§ PROVIDED INFORMATION
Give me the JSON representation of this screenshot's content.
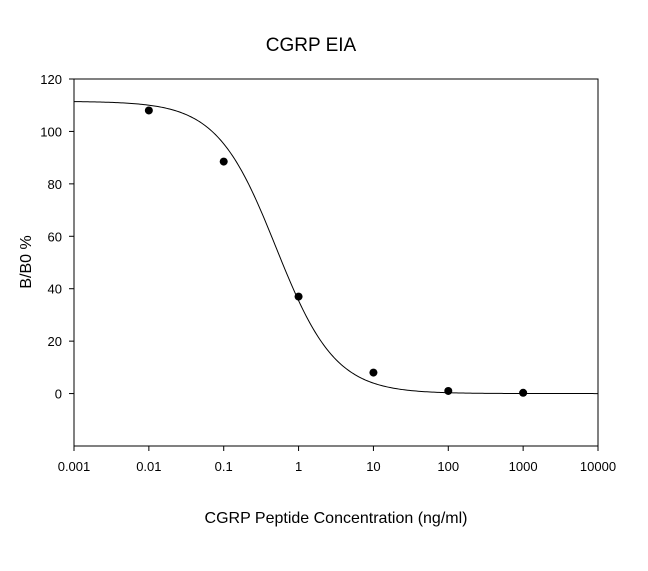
{
  "chart_data": {
    "type": "scatter",
    "title": "CGRP EIA",
    "xlabel": "CGRP Peptide Concentration (ng/ml)",
    "ylabel": "B/B0 %",
    "x_scale": "log",
    "xlim": [
      0.001,
      10000
    ],
    "ylim": [
      -20,
      120
    ],
    "x_ticks": [
      "0.001",
      "0.01",
      "0.1",
      "1",
      "10",
      "100",
      "1000",
      "10000"
    ],
    "y_ticks": [
      "0",
      "20",
      "40",
      "60",
      "80",
      "100",
      "120"
    ],
    "grid": false,
    "series": [
      {
        "points": [
          {
            "x": 0.01,
            "y": 108
          },
          {
            "x": 0.1,
            "y": 88.5
          },
          {
            "x": 1,
            "y": 37
          },
          {
            "x": 10,
            "y": 8
          },
          {
            "x": 100,
            "y": 1
          },
          {
            "x": 1000,
            "y": 0.3
          }
        ],
        "fit_curve": "4-parameter logistic",
        "fit": {
          "top": 111.5,
          "bottom": 0,
          "ec50": 0.5,
          "hill_slope": 1.1
        },
        "color": "#000000"
      }
    ]
  }
}
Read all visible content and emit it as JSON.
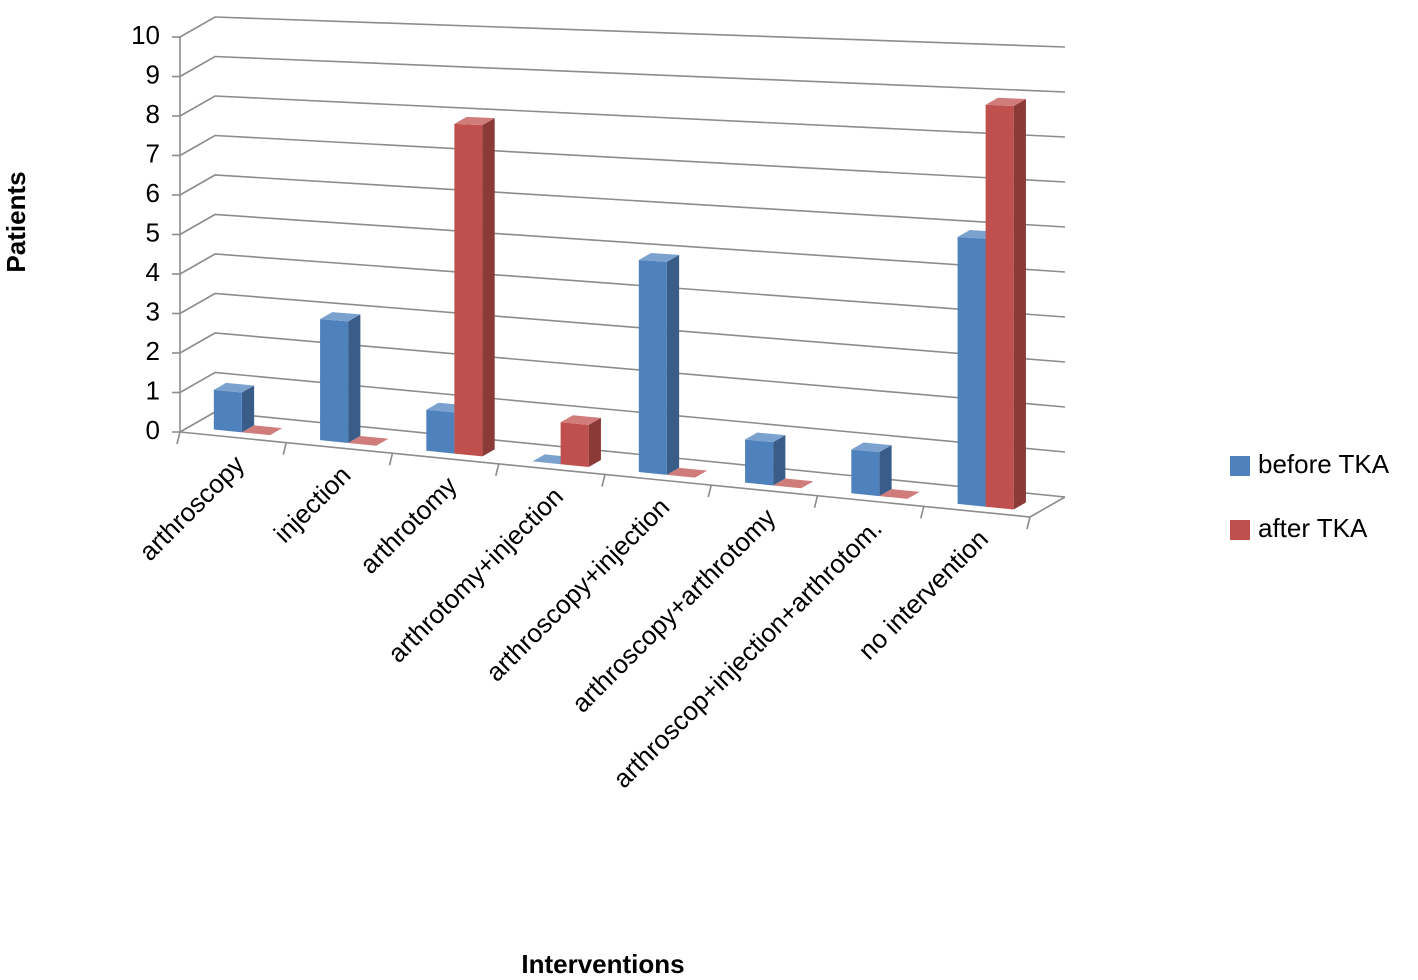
{
  "chart_data": {
    "type": "bar3d",
    "y_label": "Patients",
    "x_label": "Interventions",
    "categories": [
      "arthroscopy",
      "injection",
      "arthrotomy",
      "arthrotomy+injection",
      "arthroscopy+injection",
      "arthroscopy+arthrotomy",
      "arthroscop+injection+arthrotom.",
      "no intervention"
    ],
    "series": [
      {
        "name": "before TKA",
        "color": "#4f81bd",
        "values": [
          1,
          3,
          1,
          0,
          5,
          1,
          1,
          6
        ]
      },
      {
        "name": "after TKA",
        "color": "#c0504d",
        "values": [
          0,
          0,
          8,
          1,
          0,
          0,
          0,
          9
        ]
      }
    ],
    "ylim": [
      0,
      10
    ],
    "yticks": [
      0,
      1,
      2,
      3,
      4,
      5,
      6,
      7,
      8,
      9,
      10
    ],
    "grid": true,
    "legend": "right"
  }
}
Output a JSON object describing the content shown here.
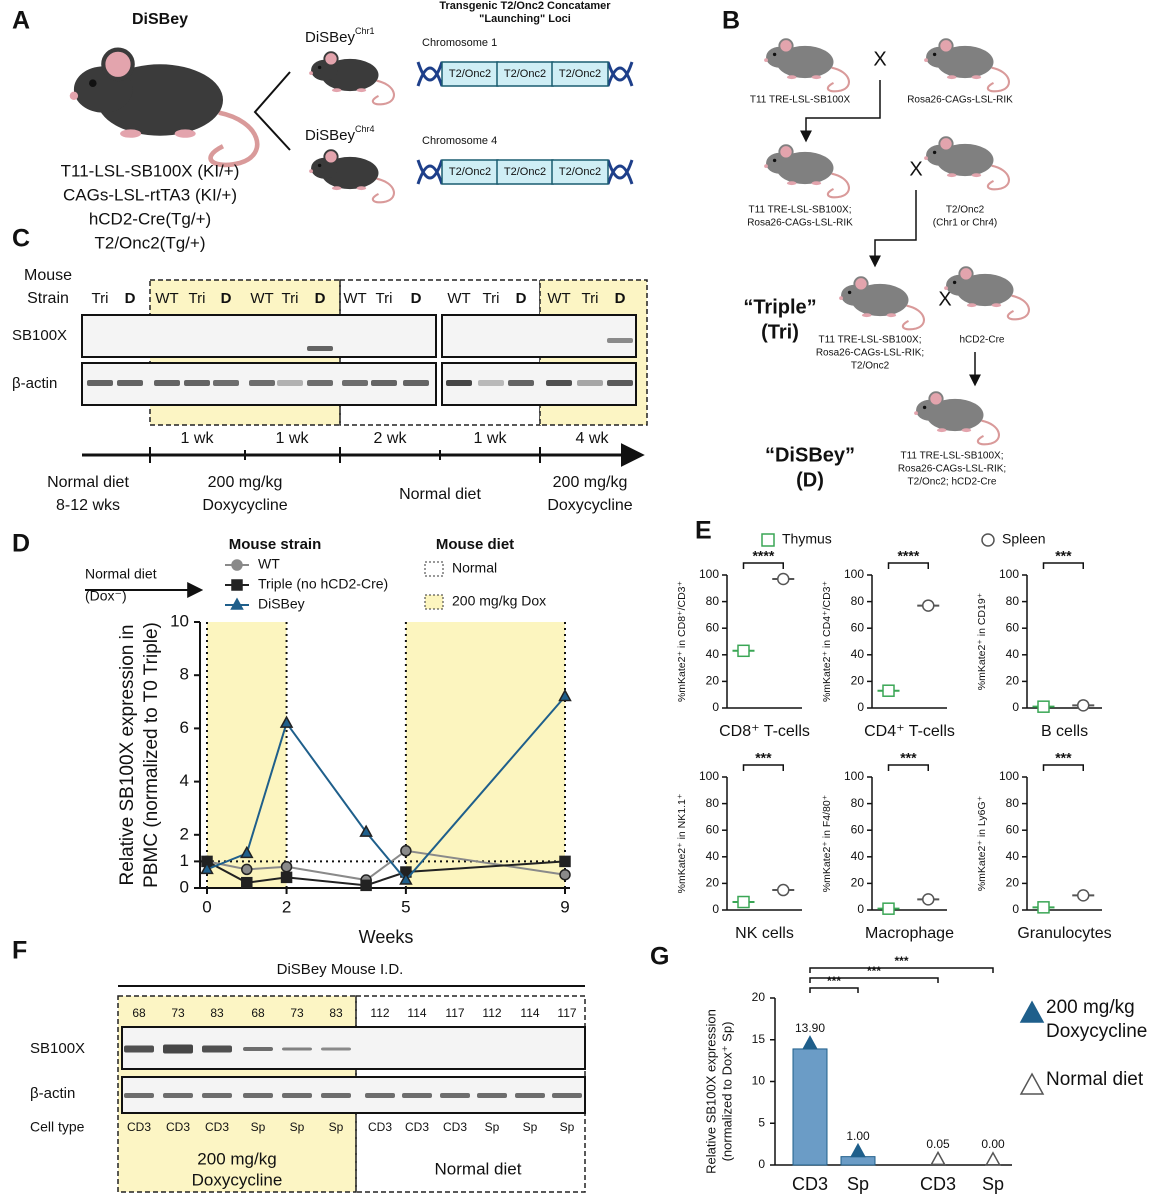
{
  "panel_labels": [
    "A",
    "B",
    "C",
    "D",
    "E",
    "F",
    "G"
  ],
  "panel_a": {
    "title": "DiSBey",
    "genotype": [
      "T11-LSL-SB100X (KI/+)",
      "CAGs-LSL-rtTA3 (KI/+)",
      "hCD2-Cre(Tg/+)",
      "T2/Onc2(Tg/+)"
    ],
    "loci_title": [
      "Transgenic T2/Onc2 Concatamer",
      "\"Launching\" Loci"
    ],
    "strains": [
      {
        "name": "DiSBey",
        "superscript": "Chr1",
        "chromosome": "Chromosome 1"
      },
      {
        "name": "DiSBey",
        "superscript": "Chr4",
        "chromosome": "Chromosome 4"
      }
    ],
    "element": "T2/Onc2"
  },
  "panel_b": {
    "cross": "X",
    "parent_1": [
      "T11 TRE-LSL-SB100X"
    ],
    "parent_2": [
      "Rosa26-CAGs-LSL-RIK"
    ],
    "f1": [
      "T11  TRE-LSL-SB100X;",
      "Rosa26-CAGs-LSL-RIK"
    ],
    "parent_3": [
      "T2/Onc2",
      "(Chr1 or Chr4)"
    ],
    "triple": {
      "name": "“Triple”",
      "abbr": "(Tri)",
      "genotype": [
        "T11 TRE-LSL-SB100X;",
        "Rosa26-CAGs-LSL-RIK;",
        "T2/Onc2"
      ]
    },
    "parent_4": [
      "hCD2-Cre"
    ],
    "disbey": {
      "name": "“DiSBey”",
      "abbr": "(D)",
      "genotype": [
        "T11 TRE-LSL-SB100X;",
        "Rosa26-CAGs-LSL-RIK;",
        "T2/Onc2; hCD2-Cre"
      ]
    }
  },
  "panel_c": {
    "header": [
      "Mouse",
      "Strain"
    ],
    "lanes": [
      "Tri",
      "D",
      "WT",
      "Tri",
      "D",
      "WT",
      "Tri",
      "D",
      "WT",
      "Tri",
      "D",
      "WT",
      "Tri",
      "D",
      "WT",
      "Tri",
      "D"
    ],
    "rows": [
      "SB100X",
      "β-actin"
    ],
    "durations": [
      "1 wk",
      "1 wk",
      "2 wk",
      "1 wk",
      "4 wk"
    ],
    "phases": [
      [
        "Normal diet",
        "8-12 wks"
      ],
      [
        "200 mg/kg",
        "Doxycycline"
      ],
      [
        "Normal diet"
      ],
      [
        "200 mg/kg",
        "Doxycycline"
      ]
    ]
  },
  "panel_e_legend": [
    {
      "name": "Thymus",
      "color": "#3aa655",
      "marker": "square"
    },
    {
      "name": "Spleen",
      "color": "#555555",
      "marker": "circle"
    }
  ],
  "panel_f": {
    "title": "DiSBey Mouse I.D.",
    "ids": [
      "68",
      "73",
      "83",
      "68",
      "73",
      "83",
      "112",
      "114",
      "117",
      "112",
      "114",
      "117"
    ],
    "rows": [
      "SB100X",
      "β-actin"
    ],
    "cell_type_label": "Cell type",
    "cell_types": [
      "CD3",
      "CD3",
      "CD3",
      "Sp",
      "Sp",
      "Sp",
      "CD3",
      "CD3",
      "CD3",
      "Sp",
      "Sp",
      "Sp"
    ],
    "groups": [
      [
        "200 mg/kg",
        "Doxycycline"
      ],
      [
        "Normal diet"
      ]
    ]
  },
  "chart_data": [
    {
      "type": "line",
      "xlabel": "Weeks",
      "ylabel": [
        "Relative SB100X expression in",
        "PBMC (normalized to T0 Triple)"
      ],
      "x": [
        0,
        1,
        2,
        4,
        5,
        9
      ],
      "series": [
        {
          "name": "WT",
          "color": "#8a8a8a",
          "marker": "circle",
          "values": [
            1.0,
            0.7,
            0.8,
            0.3,
            1.4,
            0.5
          ]
        },
        {
          "name": "Triple (no hCD2-Cre)",
          "color": "#222222",
          "marker": "square",
          "values": [
            1.0,
            0.2,
            0.4,
            0.1,
            0.6,
            1.0
          ]
        },
        {
          "name": "DiSBey",
          "color": "#1f5f8b",
          "marker": "triangle",
          "values": [
            0.7,
            1.3,
            6.2,
            2.1,
            0.3,
            7.2
          ]
        }
      ],
      "xlim": [
        0,
        9
      ],
      "xticks": [
        0,
        2,
        5,
        9
      ],
      "ylim": [
        0,
        10
      ],
      "yticks": [
        0,
        1,
        2,
        4,
        6,
        8,
        10
      ],
      "reference_line": 1,
      "shaded_x": [
        [
          0,
          2
        ],
        [
          5,
          9
        ]
      ],
      "shade_color": "#fcf5bf",
      "legend_title": "Mouse strain",
      "diet_legend": {
        "title": "Mouse diet",
        "entries": [
          "Normal",
          "200 mg/kg Dox"
        ]
      },
      "annotation": [
        "Normal diet",
        "(Dox⁻)"
      ]
    },
    {
      "type": "dot",
      "ylabel": "%mKate2⁺ in CD8⁺/CD3⁺",
      "xlabel": "CD8⁺ T-cells",
      "values": [
        43,
        97
      ],
      "significance": "****",
      "ylim": [
        0,
        100
      ],
      "yticks": [
        0,
        20,
        40,
        60,
        80,
        100
      ]
    },
    {
      "type": "dot",
      "ylabel": "%mKate2⁺ in CD4⁺/CD3⁺",
      "xlabel": "CD4⁺ T-cells",
      "values": [
        13,
        77
      ],
      "significance": "****",
      "ylim": [
        0,
        100
      ],
      "yticks": [
        0,
        20,
        40,
        60,
        80,
        100
      ]
    },
    {
      "type": "dot",
      "ylabel": "%mKate2⁺ in CD19⁺",
      "xlabel": "B cells",
      "values": [
        1,
        2
      ],
      "significance": "***",
      "ylim": [
        0,
        100
      ],
      "yticks": [
        0,
        20,
        40,
        60,
        80,
        100
      ]
    },
    {
      "type": "dot",
      "ylabel": "%mKate2⁺ in NK1.1⁺",
      "xlabel": "NK cells",
      "values": [
        6,
        15
      ],
      "significance": "***",
      "ylim": [
        0,
        100
      ],
      "yticks": [
        0,
        20,
        40,
        60,
        80,
        100
      ]
    },
    {
      "type": "dot",
      "ylabel": "%mKate2⁺ in F4/80⁺",
      "xlabel": "Macrophage",
      "values": [
        1,
        8
      ],
      "significance": "***",
      "ylim": [
        0,
        100
      ],
      "yticks": [
        0,
        20,
        40,
        60,
        80,
        100
      ]
    },
    {
      "type": "dot",
      "ylabel": "%mKate2⁺ in Ly6G⁺",
      "xlabel": "Granulocytes",
      "values": [
        2,
        11
      ],
      "significance": "***",
      "ylim": [
        0,
        100
      ],
      "yticks": [
        0,
        20,
        40,
        60,
        80,
        100
      ]
    },
    {
      "type": "bar",
      "ylabel": [
        "Relative SB100X expression",
        "(normalized to Dox⁺ Sp)"
      ],
      "categories": [
        "CD3",
        "Sp",
        "CD3",
        "Sp"
      ],
      "series": [
        {
          "name": "200 mg/kg Doxycycline",
          "color": "#1f5f8b",
          "bar_color": "#6b9cc6",
          "filled": true,
          "values": [
            13.9,
            1.0,
            null,
            null
          ],
          "value_labels": [
            "13.90",
            "1.00",
            null,
            null
          ]
        },
        {
          "name": "Normal diet",
          "color": "#555555",
          "filled": false,
          "values": [
            null,
            null,
            0.05,
            0.0
          ],
          "value_labels": [
            null,
            null,
            "0.05",
            "0.00"
          ]
        }
      ],
      "significance": [
        "***",
        "***",
        "***"
      ],
      "ylim": [
        0,
        20
      ],
      "yticks": [
        0,
        5,
        10,
        15,
        20
      ]
    }
  ]
}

§ TASK ITEM
Would you copy every line from the listing above that has the string "Chromosome" in it?

§ YOUR RESPONSE
        "chromosome": "Chromosome 1"
        "chromosome": "Chromosome 4"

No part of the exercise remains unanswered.